Records provided.
▽

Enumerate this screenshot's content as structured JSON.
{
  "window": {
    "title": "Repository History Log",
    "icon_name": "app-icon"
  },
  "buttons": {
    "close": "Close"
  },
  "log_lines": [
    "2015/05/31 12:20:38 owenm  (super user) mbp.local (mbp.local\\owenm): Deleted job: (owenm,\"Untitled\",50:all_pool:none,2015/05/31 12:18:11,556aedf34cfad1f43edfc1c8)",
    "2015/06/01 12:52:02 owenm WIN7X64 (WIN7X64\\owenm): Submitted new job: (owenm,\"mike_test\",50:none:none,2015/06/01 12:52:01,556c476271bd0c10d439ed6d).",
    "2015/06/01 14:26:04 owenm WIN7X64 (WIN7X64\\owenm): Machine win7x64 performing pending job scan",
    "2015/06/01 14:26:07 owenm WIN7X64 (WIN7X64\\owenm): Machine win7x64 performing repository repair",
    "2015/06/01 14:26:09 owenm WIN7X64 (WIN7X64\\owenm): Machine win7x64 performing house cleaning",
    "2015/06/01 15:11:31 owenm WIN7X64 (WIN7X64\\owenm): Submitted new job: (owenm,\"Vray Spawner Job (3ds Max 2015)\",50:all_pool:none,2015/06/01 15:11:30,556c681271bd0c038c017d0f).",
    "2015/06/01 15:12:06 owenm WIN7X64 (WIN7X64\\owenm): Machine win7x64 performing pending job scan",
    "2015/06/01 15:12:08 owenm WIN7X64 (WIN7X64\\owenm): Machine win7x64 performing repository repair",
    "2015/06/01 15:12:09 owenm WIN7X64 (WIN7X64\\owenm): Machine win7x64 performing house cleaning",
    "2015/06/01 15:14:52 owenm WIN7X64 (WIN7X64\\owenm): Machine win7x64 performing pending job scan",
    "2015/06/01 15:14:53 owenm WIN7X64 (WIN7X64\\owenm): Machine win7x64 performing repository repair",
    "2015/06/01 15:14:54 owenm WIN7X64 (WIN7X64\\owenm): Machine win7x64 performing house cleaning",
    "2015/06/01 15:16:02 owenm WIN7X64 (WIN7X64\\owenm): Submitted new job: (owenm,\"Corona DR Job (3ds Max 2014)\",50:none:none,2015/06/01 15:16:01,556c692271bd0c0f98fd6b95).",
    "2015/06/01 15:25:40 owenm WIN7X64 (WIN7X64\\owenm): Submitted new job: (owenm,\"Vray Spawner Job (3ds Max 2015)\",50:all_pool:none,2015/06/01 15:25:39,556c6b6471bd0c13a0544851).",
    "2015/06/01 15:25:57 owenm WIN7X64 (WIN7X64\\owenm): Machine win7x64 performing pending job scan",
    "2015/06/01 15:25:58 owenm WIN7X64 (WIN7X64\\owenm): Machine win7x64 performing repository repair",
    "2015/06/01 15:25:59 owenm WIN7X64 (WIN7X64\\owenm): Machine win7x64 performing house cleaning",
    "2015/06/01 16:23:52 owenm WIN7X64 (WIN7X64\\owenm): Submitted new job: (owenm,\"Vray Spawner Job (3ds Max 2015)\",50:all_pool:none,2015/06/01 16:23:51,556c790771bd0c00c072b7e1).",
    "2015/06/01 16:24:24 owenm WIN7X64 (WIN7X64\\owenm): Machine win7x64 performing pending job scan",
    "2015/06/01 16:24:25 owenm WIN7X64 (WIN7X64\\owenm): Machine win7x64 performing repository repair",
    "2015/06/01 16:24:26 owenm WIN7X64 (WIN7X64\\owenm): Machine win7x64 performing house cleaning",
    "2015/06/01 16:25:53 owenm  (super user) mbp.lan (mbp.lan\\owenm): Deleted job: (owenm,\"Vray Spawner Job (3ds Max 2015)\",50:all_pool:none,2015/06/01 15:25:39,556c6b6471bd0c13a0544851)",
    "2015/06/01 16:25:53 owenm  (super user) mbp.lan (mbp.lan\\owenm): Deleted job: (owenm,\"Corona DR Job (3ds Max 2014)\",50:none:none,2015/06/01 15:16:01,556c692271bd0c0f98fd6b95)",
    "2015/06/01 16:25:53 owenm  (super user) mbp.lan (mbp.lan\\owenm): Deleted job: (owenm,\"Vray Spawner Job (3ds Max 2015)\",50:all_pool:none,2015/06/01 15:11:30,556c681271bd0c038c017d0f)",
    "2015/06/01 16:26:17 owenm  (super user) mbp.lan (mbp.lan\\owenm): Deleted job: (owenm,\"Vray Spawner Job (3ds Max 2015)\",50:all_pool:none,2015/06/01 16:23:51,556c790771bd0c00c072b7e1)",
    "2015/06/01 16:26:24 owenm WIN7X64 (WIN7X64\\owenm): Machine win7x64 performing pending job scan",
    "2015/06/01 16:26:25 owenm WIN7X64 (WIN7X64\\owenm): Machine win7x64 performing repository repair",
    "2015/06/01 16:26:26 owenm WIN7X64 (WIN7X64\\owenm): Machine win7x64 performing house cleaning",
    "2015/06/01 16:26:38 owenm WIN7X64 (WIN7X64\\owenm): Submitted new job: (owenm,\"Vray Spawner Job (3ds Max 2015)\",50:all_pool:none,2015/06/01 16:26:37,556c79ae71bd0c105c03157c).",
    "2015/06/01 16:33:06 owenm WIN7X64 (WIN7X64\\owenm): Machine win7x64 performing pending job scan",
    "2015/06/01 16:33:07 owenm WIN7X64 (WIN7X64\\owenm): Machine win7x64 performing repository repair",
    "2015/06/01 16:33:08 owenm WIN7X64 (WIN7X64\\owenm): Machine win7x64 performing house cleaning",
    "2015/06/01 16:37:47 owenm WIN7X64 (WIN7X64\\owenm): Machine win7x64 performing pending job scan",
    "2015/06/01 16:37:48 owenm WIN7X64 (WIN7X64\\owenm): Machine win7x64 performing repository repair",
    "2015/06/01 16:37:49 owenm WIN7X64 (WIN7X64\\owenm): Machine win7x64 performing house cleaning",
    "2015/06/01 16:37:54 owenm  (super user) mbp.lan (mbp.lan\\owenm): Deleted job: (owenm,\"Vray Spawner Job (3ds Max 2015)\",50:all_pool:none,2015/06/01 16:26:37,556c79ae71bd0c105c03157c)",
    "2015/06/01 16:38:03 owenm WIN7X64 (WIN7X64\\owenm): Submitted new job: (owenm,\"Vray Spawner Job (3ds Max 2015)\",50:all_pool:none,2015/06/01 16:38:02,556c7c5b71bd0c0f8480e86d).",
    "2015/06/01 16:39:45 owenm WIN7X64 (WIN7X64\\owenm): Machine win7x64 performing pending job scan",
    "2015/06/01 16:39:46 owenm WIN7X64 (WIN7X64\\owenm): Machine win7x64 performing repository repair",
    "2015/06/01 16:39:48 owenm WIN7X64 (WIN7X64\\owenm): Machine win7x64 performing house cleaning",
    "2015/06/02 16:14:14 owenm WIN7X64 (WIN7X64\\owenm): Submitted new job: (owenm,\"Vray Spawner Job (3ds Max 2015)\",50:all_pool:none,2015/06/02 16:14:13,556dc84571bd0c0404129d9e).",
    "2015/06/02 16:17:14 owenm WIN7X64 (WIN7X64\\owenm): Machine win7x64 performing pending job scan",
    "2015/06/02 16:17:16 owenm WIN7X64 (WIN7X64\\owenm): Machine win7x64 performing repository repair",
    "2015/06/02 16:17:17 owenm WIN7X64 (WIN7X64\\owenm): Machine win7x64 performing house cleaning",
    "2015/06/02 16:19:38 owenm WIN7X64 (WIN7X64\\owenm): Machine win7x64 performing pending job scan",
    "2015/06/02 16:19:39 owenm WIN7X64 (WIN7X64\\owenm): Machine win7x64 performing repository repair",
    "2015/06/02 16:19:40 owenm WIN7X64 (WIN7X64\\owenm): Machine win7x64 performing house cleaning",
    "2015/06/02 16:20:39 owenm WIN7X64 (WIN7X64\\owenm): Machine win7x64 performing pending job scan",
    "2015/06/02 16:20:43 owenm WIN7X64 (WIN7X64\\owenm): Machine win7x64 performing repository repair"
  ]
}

△

Stated problem. Select, from the listing, all lines that include the word "Corona".

Output.
    "2015/06/01 15:16:02 owenm WIN7X64 (WIN7X64\\owenm): Submitted new job: (owenm,\"Corona DR Job (3ds Max 2014)\",50:none:none,2015/06/01 15:16:01,556c692271bd0c0f98fd6b95).",
    "2015/06/01 16:25:53 owenm  (super user) mbp.lan (mbp.lan\\owenm): Deleted job: (owenm,\"Corona DR Job (3ds Max 2014)\",50:none:none,2015/06/01 15:16:01,556c692271bd0c0f98fd6b95)",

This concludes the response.